- _Given instruction_:
Give every line of the material again, exactly as written.
---- Data provided
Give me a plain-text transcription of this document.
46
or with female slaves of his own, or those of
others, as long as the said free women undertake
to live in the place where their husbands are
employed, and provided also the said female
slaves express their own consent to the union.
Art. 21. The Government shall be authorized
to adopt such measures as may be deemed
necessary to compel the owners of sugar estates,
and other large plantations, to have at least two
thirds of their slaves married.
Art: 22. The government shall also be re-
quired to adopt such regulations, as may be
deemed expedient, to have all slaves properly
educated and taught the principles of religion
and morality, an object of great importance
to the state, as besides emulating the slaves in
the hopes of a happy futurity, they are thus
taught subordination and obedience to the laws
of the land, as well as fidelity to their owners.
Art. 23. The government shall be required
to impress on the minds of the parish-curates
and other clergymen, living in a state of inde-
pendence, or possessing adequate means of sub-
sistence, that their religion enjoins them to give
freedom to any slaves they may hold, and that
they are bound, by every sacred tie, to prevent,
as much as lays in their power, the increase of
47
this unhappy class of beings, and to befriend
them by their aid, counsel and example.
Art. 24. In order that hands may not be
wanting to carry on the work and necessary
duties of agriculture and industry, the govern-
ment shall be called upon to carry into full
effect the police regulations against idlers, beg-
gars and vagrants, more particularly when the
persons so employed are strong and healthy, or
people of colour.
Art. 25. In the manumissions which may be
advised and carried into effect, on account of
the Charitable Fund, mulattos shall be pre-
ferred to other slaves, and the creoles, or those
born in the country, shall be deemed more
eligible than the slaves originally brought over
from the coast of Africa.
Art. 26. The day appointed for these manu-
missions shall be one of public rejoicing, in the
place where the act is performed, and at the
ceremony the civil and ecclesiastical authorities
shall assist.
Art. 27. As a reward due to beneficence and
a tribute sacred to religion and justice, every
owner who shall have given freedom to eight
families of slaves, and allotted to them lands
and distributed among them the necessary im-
--------
- _Finished exercise_:
Give me a plain-text transcription of this document.
46
or with female slaves of his own, or those of
others, as long as the said free women undertake
to live in the place where their husbands are
employed, and provided also the said female
slaves express their own consent to the union.
Art. 21. The Government shall be authorized
to adopt such measures as may be deemed
necessary to compel the owners of sugar estates,
and other large plantations, to have at least two
thirds of their slaves married.
Art: 22. The government shall also be re-
quired to adopt such regulations, as may be
deemed expedient, to have all slaves properly
educated and taught the principles of religion
and morality, an object of great importance
to the state, as besides emulating the slaves in
the hopes of a happy futurity, they are thus
taught subordination and obedience to the laws
of the land, as well as fidelity to their owners.
Art. 23. The government shall be required
to impress on the minds of the parish-curates
and other clergymen, living in a state of inde-
pendence, or possessing adequate means of sub-
sistence, that their religion enjoins them to give
freedom to any slaves they may hold, and that
they are bound, by every sacred tie, to prevent,
as much as lays in their power, the increase of
47
this unhappy class of beings, and to befriend
them by their aid, counsel and example.
Art. 24. In order that hands may not be
wanting to carry on the work and necessary
duties of agriculture and industry, the govern-
ment shall be called upon to carry into full
effect the police regulations against idlers, beg-
gars and vagrants, more particularly when the
persons so employed are strong and healthy, or
people of colour.
Art. 25. In the manumissions which may be
advised and carried into effect, on account of
the Charitable Fund, mulattos shall be pre-
ferred to other slaves, and the creoles, or those
born in the country, shall be deemed more
eligible than the slaves originally brought over
from the coast of Africa.
Art. 26. The day appointed for these manu-
missions shall be one of public rejoicing, in the
place where the act is performed, and at the
ceremony the civil and ecclesiastical authorities
shall assist.
Art. 27. As a reward due to beneficence and
a tribute sacred to religion and justice, every
owner who shall have given freedom to eight
families of slaves, and allotted to them lands
and distributed among them the necessary im-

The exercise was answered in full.